→ Short exercise:
Show all lines that include the string "close"; copy each one.

Data entries
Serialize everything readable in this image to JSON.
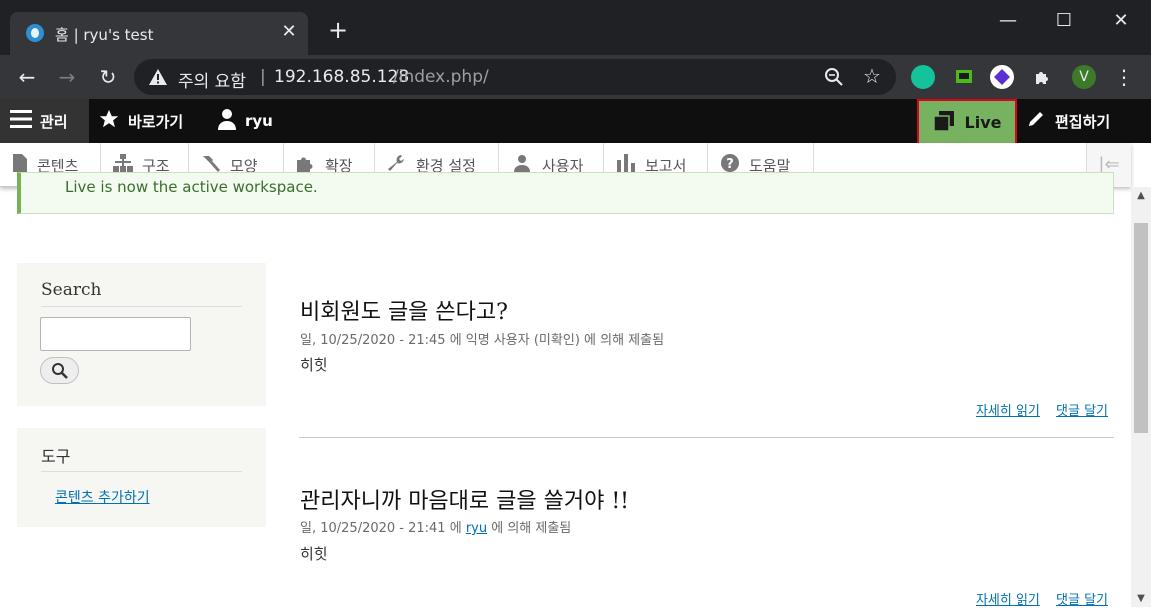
{
  "browser": {
    "tab_title": "홈 | ryu's test",
    "new_tab": "+",
    "window_controls": {
      "minimize": "—",
      "maximize": "☐",
      "close": "✕"
    },
    "security_label": "주의 요함",
    "separator": "|",
    "url_host": "192.168.85.128",
    "url_path": "/index.php/",
    "profile_initial": "V"
  },
  "admin_toolbar": {
    "manage": "관리",
    "shortcuts": "바로가기",
    "user": "ryu",
    "workspace": "Live",
    "edit": "편집하기"
  },
  "admin_tray": {
    "items": [
      "콘텐츠",
      "구조",
      "모양",
      "확장",
      "환경 설정",
      "사용자",
      "보고서",
      "도움말"
    ]
  },
  "status_message": "Live is now the active workspace.",
  "sidebar": {
    "search_title": "Search",
    "tools_title": "도구",
    "tools_link": "콘텐츠 추가하기"
  },
  "articles": [
    {
      "title": "비회원도 글을 쓴다고?",
      "meta_prefix": "일, 10/25/2020 - 21:45 에 익명 사용자 (미확인) 에 의해 제출됨",
      "body": "히힛",
      "read_more": "자세히 읽기",
      "comment": "댓글 달기"
    },
    {
      "title": "관리자니까 마음대로 글을 쓸거야 !!",
      "meta_prefix": "일, 10/25/2020 - 21:41 에",
      "author": "ryu",
      "meta_suffix": "에 의해 제출됨",
      "body": "히힛",
      "read_more": "자세히 읽기",
      "comment": "댓글 달기"
    }
  ],
  "colors": {
    "live_green": "#77b260",
    "highlight_red": "#e0001e",
    "link_blue": "#0071b3"
  }
}
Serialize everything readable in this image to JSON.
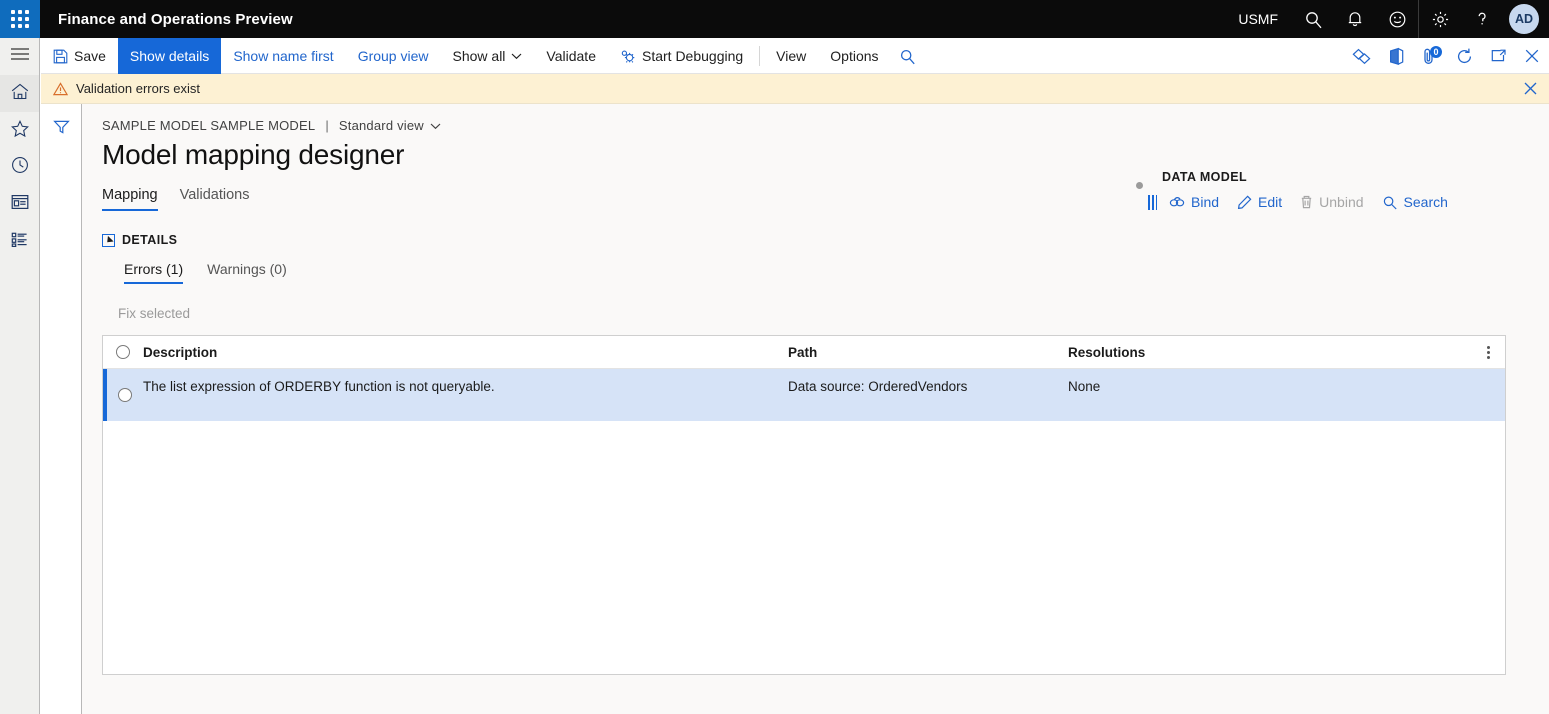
{
  "topbar": {
    "app_title": "Finance and Operations Preview",
    "company": "USMF",
    "waffle_icon": "app-launcher-icon",
    "search_icon": "search-icon",
    "notifications_icon": "bell-icon",
    "feedback_icon": "smiley-icon",
    "settings_icon": "gear-icon",
    "help_icon": "question-mark-icon",
    "avatar_initials": "AD"
  },
  "rail": {
    "items": [
      {
        "name": "hamburger-menu",
        "label": "Menu"
      },
      {
        "name": "home",
        "label": "Home"
      },
      {
        "name": "favorites",
        "label": "Favorites"
      },
      {
        "name": "recent",
        "label": "Recent"
      },
      {
        "name": "workspaces",
        "label": "Workspaces"
      },
      {
        "name": "modules",
        "label": "Modules"
      }
    ]
  },
  "commandbar": {
    "save": "Save",
    "show_details": "Show details",
    "show_name_first": "Show name first",
    "group_view": "Group view",
    "show_all": "Show all",
    "validate": "Validate",
    "start_debugging": "Start Debugging",
    "view": "View",
    "options": "Options",
    "search_icon": "search-icon",
    "right_icons": [
      {
        "name": "relationships-icon"
      },
      {
        "name": "office-icon"
      },
      {
        "name": "attachments-icon"
      },
      {
        "name": "refresh-icon"
      },
      {
        "name": "popout-icon"
      },
      {
        "name": "close-icon"
      }
    ],
    "attachments_badge": "0"
  },
  "message_bar": {
    "icon": "warning-triangle-icon",
    "text": "Validation errors exist",
    "close_icon": "close-icon",
    "background": "#fdf1d3"
  },
  "filter_rail": {
    "filter_icon": "filter-funnel-icon"
  },
  "page": {
    "breadcrumb_model": "SAMPLE MODEL SAMPLE MODEL",
    "breadcrumb_separator": "|",
    "breadcrumb_view": "Standard view",
    "title": "Model mapping designer",
    "tabs": [
      {
        "label": "Mapping",
        "selected": true
      },
      {
        "label": "Validations",
        "selected": false
      }
    ],
    "details_section": "DETAILS",
    "subtabs": [
      {
        "label": "Errors (1)",
        "selected": true
      },
      {
        "label": "Warnings (0)",
        "selected": false
      }
    ],
    "grid_toolbar": {
      "fix_selected": "Fix selected"
    },
    "grid": {
      "columns": [
        "Description",
        "Path",
        "Resolutions"
      ],
      "rows": [
        {
          "description": "The list expression of ORDERBY function is not queryable.",
          "path": "Data source: OrderedVendors",
          "resolutions": "None"
        }
      ],
      "kebab_icon": "more-options-icon"
    }
  },
  "data_model_panel": {
    "title": "DATA MODEL",
    "actions": [
      {
        "label": "Bind",
        "icon": "bind-link-icon",
        "disabled": false
      },
      {
        "label": "Edit",
        "icon": "pencil-icon",
        "disabled": false
      },
      {
        "label": "Unbind",
        "icon": "trash-icon",
        "disabled": true
      },
      {
        "label": "Search",
        "icon": "search-icon",
        "disabled": false
      }
    ]
  },
  "colors": {
    "accent": "#1668d8",
    "link": "#2266cc",
    "warning_bg": "#fdf1d3",
    "row_selected": "#d6e3f7",
    "topbar_bg": "#0b0b0b"
  }
}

→ Reply:
      "close": "✕"
        "name": "close-icon"
    "close_icon": "close-icon",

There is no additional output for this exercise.